- _Exercise brief_
Exact repetition is required: output every record in full.

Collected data
-------------------------

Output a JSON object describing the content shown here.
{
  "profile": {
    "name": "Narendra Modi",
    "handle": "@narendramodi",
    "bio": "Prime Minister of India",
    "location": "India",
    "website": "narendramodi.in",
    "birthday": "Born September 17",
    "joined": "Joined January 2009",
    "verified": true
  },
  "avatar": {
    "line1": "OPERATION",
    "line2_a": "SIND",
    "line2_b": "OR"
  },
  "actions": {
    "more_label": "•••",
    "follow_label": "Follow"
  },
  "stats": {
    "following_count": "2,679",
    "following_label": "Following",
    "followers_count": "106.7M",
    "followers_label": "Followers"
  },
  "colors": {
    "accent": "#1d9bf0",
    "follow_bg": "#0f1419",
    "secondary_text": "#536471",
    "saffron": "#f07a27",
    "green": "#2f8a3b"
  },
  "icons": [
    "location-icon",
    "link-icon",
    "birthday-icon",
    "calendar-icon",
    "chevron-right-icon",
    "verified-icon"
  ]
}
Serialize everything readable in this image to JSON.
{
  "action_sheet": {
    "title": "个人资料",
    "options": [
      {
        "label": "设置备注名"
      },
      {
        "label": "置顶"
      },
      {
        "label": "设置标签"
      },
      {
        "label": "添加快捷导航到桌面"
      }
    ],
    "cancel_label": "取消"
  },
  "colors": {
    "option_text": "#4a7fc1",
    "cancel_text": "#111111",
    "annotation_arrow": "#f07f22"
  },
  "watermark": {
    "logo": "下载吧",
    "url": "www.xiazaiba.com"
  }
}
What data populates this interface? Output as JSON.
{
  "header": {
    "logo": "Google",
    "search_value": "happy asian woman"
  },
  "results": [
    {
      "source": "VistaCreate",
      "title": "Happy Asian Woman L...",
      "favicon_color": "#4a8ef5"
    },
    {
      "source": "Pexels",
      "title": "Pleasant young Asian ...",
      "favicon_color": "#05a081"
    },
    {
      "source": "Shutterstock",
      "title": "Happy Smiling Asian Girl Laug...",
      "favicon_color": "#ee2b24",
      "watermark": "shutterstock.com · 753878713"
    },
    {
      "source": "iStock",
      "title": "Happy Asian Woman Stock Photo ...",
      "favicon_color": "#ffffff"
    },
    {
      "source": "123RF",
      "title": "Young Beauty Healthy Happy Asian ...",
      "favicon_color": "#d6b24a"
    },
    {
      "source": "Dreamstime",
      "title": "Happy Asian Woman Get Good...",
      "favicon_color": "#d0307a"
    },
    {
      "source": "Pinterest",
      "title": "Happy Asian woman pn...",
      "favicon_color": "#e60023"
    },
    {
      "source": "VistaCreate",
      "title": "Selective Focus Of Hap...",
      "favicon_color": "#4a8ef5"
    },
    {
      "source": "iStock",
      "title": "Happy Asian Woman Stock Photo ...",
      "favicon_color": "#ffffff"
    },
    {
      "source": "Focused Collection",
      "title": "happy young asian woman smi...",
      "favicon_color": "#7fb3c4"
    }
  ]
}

-------------------------

- _Worked answer_
Output a JSON object describing the content shown here.
{
  "profile": {
    "name": "Narendra Modi",
    "handle": "@narendramodi",
    "bio": "Prime Minister of India",
    "location": "India",
    "website": "narendramodi.in",
    "birthday": "Born September 17",
    "joined": "Joined January 2009",
    "verified": true
  },
  "avatar": {
    "line1": "OPERATION",
    "line2_a": "SIND",
    "line2_b": "OR"
  },
  "actions": {
    "more_label": "•••",
    "follow_label": "Follow"
  },
  "stats": {
    "following_count": "2,679",
    "following_label": "Following",
    "followers_count": "106.7M",
    "followers_label": "Followers"
  },
  "colors": {
    "accent": "#1d9bf0",
    "follow_bg": "#0f1419",
    "secondary_text": "#536471",
    "saffron": "#f07a27",
    "green": "#2f8a3b"
  },
  "icons": [
    "location-icon",
    "link-icon",
    "birthday-icon",
    "calendar-icon",
    "chevron-right-icon",
    "verified-icon"
  ]
}
Serialize everything readable in this image to JSON.
{
  "action_sheet": {
    "title": "个人资料",
    "options": [
      {
        "label": "设置备注名"
      },
      {
        "label": "置顶"
      },
      {
        "label": "设置标签"
      },
      {
        "label": "添加快捷导航到桌面"
      }
    ],
    "cancel_label": "取消"
  },
  "colors": {
    "option_text": "#4a7fc1",
    "cancel_text": "#111111",
    "annotation_arrow": "#f07f22"
  },
  "watermark": {
    "logo": "下载吧",
    "url": "www.xiazaiba.com"
  }
}
What data populates this interface? Output as JSON.
{
  "header": {
    "logo": "Google",
    "search_value": "happy asian woman"
  },
  "results": [
    {
      "source": "VistaCreate",
      "title": "Happy Asian Woman L...",
      "favicon_color": "#4a8ef5"
    },
    {
      "source": "Pexels",
      "title": "Pleasant young Asian ...",
      "favicon_color": "#05a081"
    },
    {
      "source": "Shutterstock",
      "title": "Happy Smiling Asian Girl Laug...",
      "favicon_color": "#ee2b24",
      "watermark": "shutterstock.com · 753878713"
    },
    {
      "source": "iStock",
      "title": "Happy Asian Woman Stock Photo ...",
      "favicon_color": "#ffffff"
    },
    {
      "source": "123RF",
      "title": "Young Beauty Healthy Happy Asian ...",
      "favicon_color": "#d6b24a"
    },
    {
      "source": "Dreamstime",
      "title": "Happy Asian Woman Get Good...",
      "favicon_color": "#d0307a"
    },
    {
      "source": "Pinterest",
      "title": "Happy Asian woman pn...",
      "favicon_color": "#e60023"
    },
    {
      "source": "VistaCreate",
      "title": "Selective Focus Of Hap...",
      "favicon_color": "#4a8ef5"
    },
    {
      "source": "iStock",
      "title": "Happy Asian Woman Stock Photo ...",
      "favicon_color": "#ffffff"
    },
    {
      "source": "Focused Collection",
      "title": "happy young asian woman smi...",
      "favicon_color": "#7fb3c4"
    }
  ]
}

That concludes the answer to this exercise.